* Problem statement *
Output every record word for word.

(Collected data entries)
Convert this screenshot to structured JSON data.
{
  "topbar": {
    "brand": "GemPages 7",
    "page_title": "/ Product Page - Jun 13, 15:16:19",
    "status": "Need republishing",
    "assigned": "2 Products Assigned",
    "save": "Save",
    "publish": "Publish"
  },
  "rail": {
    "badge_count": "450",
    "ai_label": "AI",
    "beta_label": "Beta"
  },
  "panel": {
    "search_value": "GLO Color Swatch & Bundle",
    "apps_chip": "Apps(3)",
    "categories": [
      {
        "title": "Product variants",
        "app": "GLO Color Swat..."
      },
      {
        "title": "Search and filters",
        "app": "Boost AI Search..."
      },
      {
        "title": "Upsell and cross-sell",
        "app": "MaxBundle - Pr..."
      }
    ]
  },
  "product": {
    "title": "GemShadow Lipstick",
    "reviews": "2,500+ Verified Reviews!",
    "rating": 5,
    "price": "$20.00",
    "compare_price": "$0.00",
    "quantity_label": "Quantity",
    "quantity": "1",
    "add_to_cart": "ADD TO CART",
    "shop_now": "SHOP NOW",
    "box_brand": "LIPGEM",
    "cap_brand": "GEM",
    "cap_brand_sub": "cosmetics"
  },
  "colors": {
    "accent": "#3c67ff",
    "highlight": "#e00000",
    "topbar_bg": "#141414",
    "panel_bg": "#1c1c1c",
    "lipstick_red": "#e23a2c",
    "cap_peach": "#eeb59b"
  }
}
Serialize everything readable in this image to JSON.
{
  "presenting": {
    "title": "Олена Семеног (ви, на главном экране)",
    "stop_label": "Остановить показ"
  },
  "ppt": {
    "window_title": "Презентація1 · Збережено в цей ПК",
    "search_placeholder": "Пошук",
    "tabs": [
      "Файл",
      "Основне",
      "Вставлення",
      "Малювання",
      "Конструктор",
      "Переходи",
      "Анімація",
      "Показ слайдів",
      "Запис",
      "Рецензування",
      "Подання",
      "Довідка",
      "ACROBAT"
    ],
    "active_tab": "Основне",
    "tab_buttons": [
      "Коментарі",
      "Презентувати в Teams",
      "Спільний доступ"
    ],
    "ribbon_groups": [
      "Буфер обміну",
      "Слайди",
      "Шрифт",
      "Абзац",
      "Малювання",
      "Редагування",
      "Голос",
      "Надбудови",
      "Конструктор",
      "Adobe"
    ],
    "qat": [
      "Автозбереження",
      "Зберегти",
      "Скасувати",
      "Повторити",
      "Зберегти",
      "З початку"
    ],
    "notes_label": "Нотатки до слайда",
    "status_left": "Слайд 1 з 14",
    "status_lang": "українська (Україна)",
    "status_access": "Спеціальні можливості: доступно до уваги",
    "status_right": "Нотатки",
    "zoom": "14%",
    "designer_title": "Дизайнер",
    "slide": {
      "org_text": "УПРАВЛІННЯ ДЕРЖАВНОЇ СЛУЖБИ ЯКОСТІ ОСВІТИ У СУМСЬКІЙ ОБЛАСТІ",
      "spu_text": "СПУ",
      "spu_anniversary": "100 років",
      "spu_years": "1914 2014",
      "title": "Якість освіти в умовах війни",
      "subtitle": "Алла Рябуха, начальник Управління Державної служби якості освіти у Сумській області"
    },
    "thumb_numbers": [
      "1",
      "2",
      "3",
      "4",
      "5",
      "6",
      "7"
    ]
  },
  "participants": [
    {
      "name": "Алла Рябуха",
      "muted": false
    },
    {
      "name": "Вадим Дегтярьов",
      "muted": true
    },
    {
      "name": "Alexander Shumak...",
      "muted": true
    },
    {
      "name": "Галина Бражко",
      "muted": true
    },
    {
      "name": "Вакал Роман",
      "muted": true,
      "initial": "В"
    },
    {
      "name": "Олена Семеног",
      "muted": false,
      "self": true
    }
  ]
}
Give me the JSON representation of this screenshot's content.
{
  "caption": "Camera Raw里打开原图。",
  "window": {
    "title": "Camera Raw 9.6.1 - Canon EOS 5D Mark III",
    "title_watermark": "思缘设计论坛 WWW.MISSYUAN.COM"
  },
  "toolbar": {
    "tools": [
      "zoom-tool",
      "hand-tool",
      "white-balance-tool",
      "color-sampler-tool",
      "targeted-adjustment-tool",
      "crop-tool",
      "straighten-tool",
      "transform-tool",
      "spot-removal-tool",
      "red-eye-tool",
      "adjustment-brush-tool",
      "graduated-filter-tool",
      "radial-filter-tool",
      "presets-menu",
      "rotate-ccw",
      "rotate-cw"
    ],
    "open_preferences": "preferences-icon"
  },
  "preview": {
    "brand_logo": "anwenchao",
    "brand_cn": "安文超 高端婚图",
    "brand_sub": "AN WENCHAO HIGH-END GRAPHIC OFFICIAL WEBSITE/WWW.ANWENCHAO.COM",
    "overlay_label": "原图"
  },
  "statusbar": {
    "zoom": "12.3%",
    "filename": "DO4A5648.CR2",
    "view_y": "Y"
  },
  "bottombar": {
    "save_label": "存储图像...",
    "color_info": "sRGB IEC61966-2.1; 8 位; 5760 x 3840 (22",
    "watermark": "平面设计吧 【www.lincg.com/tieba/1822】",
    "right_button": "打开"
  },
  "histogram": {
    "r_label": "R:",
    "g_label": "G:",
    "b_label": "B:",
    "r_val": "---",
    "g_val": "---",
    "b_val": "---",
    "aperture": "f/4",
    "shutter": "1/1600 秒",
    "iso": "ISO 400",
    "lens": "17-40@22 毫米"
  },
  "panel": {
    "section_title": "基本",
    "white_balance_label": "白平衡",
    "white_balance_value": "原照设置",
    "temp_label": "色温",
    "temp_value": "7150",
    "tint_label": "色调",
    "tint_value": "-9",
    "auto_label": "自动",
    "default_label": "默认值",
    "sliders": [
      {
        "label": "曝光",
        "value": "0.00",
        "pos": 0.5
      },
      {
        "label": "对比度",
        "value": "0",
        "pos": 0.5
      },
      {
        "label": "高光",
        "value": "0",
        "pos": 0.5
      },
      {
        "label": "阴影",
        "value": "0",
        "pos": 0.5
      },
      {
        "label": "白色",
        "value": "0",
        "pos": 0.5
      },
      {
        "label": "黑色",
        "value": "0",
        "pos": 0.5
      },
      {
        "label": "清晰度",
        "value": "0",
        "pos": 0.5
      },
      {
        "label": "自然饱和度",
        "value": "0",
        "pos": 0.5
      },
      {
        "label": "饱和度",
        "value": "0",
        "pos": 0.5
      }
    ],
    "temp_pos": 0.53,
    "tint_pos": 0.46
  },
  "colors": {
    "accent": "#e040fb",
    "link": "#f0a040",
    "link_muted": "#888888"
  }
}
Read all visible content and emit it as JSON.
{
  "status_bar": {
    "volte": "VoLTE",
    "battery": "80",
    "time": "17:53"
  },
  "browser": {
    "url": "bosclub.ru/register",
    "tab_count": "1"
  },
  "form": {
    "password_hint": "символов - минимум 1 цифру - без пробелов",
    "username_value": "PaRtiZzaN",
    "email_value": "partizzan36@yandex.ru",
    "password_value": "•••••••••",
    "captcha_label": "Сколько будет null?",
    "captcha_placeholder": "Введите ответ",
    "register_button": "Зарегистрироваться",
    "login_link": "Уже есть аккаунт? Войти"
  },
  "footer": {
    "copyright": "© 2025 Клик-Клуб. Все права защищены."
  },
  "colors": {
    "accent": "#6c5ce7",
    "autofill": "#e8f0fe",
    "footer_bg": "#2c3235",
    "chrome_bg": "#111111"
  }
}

* Reply *
Convert this screenshot to structured JSON data.
{
  "topbar": {
    "brand": "GemPages 7",
    "page_title": "/ Product Page - Jun 13, 15:16:19",
    "status": "Need republishing",
    "assigned": "2 Products Assigned",
    "save": "Save",
    "publish": "Publish"
  },
  "rail": {
    "badge_count": "450",
    "ai_label": "AI",
    "beta_label": "Beta"
  },
  "panel": {
    "search_value": "GLO Color Swatch & Bundle",
    "apps_chip": "Apps(3)",
    "categories": [
      {
        "title": "Product variants",
        "app": "GLO Color Swat..."
      },
      {
        "title": "Search and filters",
        "app": "Boost AI Search..."
      },
      {
        "title": "Upsell and cross-sell",
        "app": "MaxBundle - Pr..."
      }
    ]
  },
  "product": {
    "title": "GemShadow Lipstick",
    "reviews": "2,500+ Verified Reviews!",
    "rating": 5,
    "price": "$20.00",
    "compare_price": "$0.00",
    "quantity_label": "Quantity",
    "quantity": "1",
    "add_to_cart": "ADD TO CART",
    "shop_now": "SHOP NOW",
    "box_brand": "LIPGEM",
    "cap_brand": "GEM",
    "cap_brand_sub": "cosmetics"
  },
  "colors": {
    "accent": "#3c67ff",
    "highlight": "#e00000",
    "topbar_bg": "#141414",
    "panel_bg": "#1c1c1c",
    "lipstick_red": "#e23a2c",
    "cap_peach": "#eeb59b"
  }
}
Serialize everything readable in this image to JSON.
{
  "presenting": {
    "title": "Олена Семеног (ви, на главном экране)",
    "stop_label": "Остановить показ"
  },
  "ppt": {
    "window_title": "Презентація1 · Збережено в цей ПК",
    "search_placeholder": "Пошук",
    "tabs": [
      "Файл",
      "Основне",
      "Вставлення",
      "Малювання",
      "Конструктор",
      "Переходи",
      "Анімація",
      "Показ слайдів",
      "Запис",
      "Рецензування",
      "Подання",
      "Довідка",
      "ACROBAT"
    ],
    "active_tab": "Основне",
    "tab_buttons": [
      "Коментарі",
      "Презентувати в Teams",
      "Спільний доступ"
    ],
    "ribbon_groups": [
      "Буфер обміну",
      "Слайди",
      "Шрифт",
      "Абзац",
      "Малювання",
      "Редагування",
      "Голос",
      "Надбудови",
      "Конструктор",
      "Adobe"
    ],
    "qat": [
      "Автозбереження",
      "Зберегти",
      "Скасувати",
      "Повторити",
      "Зберегти",
      "З початку"
    ],
    "notes_label": "Нотатки до слайда",
    "status_left": "Слайд 1 з 14",
    "status_lang": "українська (Україна)",
    "status_access": "Спеціальні можливості: доступно до уваги",
    "status_right": "Нотатки",
    "zoom": "14%",
    "designer_title": "Дизайнер",
    "slide": {
      "org_text": "УПРАВЛІННЯ ДЕРЖАВНОЇ СЛУЖБИ ЯКОСТІ ОСВІТИ У СУМСЬКІЙ ОБЛАСТІ",
      "spu_text": "СПУ",
      "spu_anniversary": "100 років",
      "spu_years": "1914 2014",
      "title": "Якість освіти в умовах війни",
      "subtitle": "Алла Рябуха, начальник Управління Державної служби якості освіти у Сумській області"
    },
    "thumb_numbers": [
      "1",
      "2",
      "3",
      "4",
      "5",
      "6",
      "7"
    ]
  },
  "participants": [
    {
      "name": "Алла Рябуха",
      "muted": false
    },
    {
      "name": "Вадим Дегтярьов",
      "muted": true
    },
    {
      "name": "Alexander Shumak...",
      "muted": true
    },
    {
      "name": "Галина Бражко",
      "muted": true
    },
    {
      "name": "Вакал Роман",
      "muted": true,
      "initial": "В"
    },
    {
      "name": "Олена Семеног",
      "muted": false,
      "self": true
    }
  ]
}
Give me the JSON representation of this screenshot's content.
{
  "caption": "Camera Raw里打开原图。",
  "window": {
    "title": "Camera Raw 9.6.1 - Canon EOS 5D Mark III",
    "title_watermark": "思缘设计论坛 WWW.MISSYUAN.COM"
  },
  "toolbar": {
    "tools": [
      "zoom-tool",
      "hand-tool",
      "white-balance-tool",
      "color-sampler-tool",
      "targeted-adjustment-tool",
      "crop-tool",
      "straighten-tool",
      "transform-tool",
      "spot-removal-tool",
      "red-eye-tool",
      "adjustment-brush-tool",
      "graduated-filter-tool",
      "radial-filter-tool",
      "presets-menu",
      "rotate-ccw",
      "rotate-cw"
    ],
    "open_preferences": "preferences-icon"
  },
  "preview": {
    "brand_logo": "anwenchao",
    "brand_cn": "安文超 高端婚图",
    "brand_sub": "AN WENCHAO HIGH-END GRAPHIC OFFICIAL WEBSITE/WWW.ANWENCHAO.COM",
    "overlay_label": "原图"
  },
  "statusbar": {
    "zoom": "12.3%",
    "filename": "DO4A5648.CR2",
    "view_y": "Y"
  },
  "bottombar": {
    "save_label": "存储图像...",
    "color_info": "sRGB IEC61966-2.1; 8 位; 5760 x 3840 (22",
    "watermark": "平面设计吧 【www.lincg.com/tieba/1822】",
    "right_button": "打开"
  },
  "histogram": {
    "r_label": "R:",
    "g_label": "G:",
    "b_label": "B:",
    "r_val": "---",
    "g_val": "---",
    "b_val": "---",
    "aperture": "f/4",
    "shutter": "1/1600 秒",
    "iso": "ISO 400",
    "lens": "17-40@22 毫米"
  },
  "panel": {
    "section_title": "基本",
    "white_balance_label": "白平衡",
    "white_balance_value": "原照设置",
    "temp_label": "色温",
    "temp_value": "7150",
    "tint_label": "色调",
    "tint_value": "-9",
    "auto_label": "自动",
    "default_label": "默认值",
    "sliders": [
      {
        "label": "曝光",
        "value": "0.00",
        "pos": 0.5
      },
      {
        "label": "对比度",
        "value": "0",
        "pos": 0.5
      },
      {
        "label": "高光",
        "value": "0",
        "pos": 0.5
      },
      {
        "label": "阴影",
        "value": "0",
        "pos": 0.5
      },
      {
        "label": "白色",
        "value": "0",
        "pos": 0.5
      },
      {
        "label": "黑色",
        "value": "0",
        "pos": 0.5
      },
      {
        "label": "清晰度",
        "value": "0",
        "pos": 0.5
      },
      {
        "label": "自然饱和度",
        "value": "0",
        "pos": 0.5
      },
      {
        "label": "饱和度",
        "value": "0",
        "pos": 0.5
      }
    ],
    "temp_pos": 0.53,
    "tint_pos": 0.46
  },
  "colors": {
    "accent": "#e040fb",
    "link": "#f0a040",
    "link_muted": "#888888"
  }
}
Read all visible content and emit it as JSON.
{
  "status_bar": {
    "volte": "VoLTE",
    "battery": "80",
    "time": "17:53"
  },
  "browser": {
    "url": "bosclub.ru/register",
    "tab_count": "1"
  },
  "form": {
    "password_hint": "символов - минимум 1 цифру - без пробелов",
    "username_value": "PaRtiZzaN",
    "email_value": "partizzan36@yandex.ru",
    "password_value": "•••••••••",
    "captcha_label": "Сколько будет null?",
    "captcha_placeholder": "Введите ответ",
    "register_button": "Зарегистрироваться",
    "login_link": "Уже есть аккаунт? Войти"
  },
  "footer": {
    "copyright": "© 2025 Клик-Клуб. Все права защищены."
  },
  "colors": {
    "accent": "#6c5ce7",
    "autofill": "#e8f0fe",
    "footer_bg": "#2c3235",
    "chrome_bg": "#111111"
  }
}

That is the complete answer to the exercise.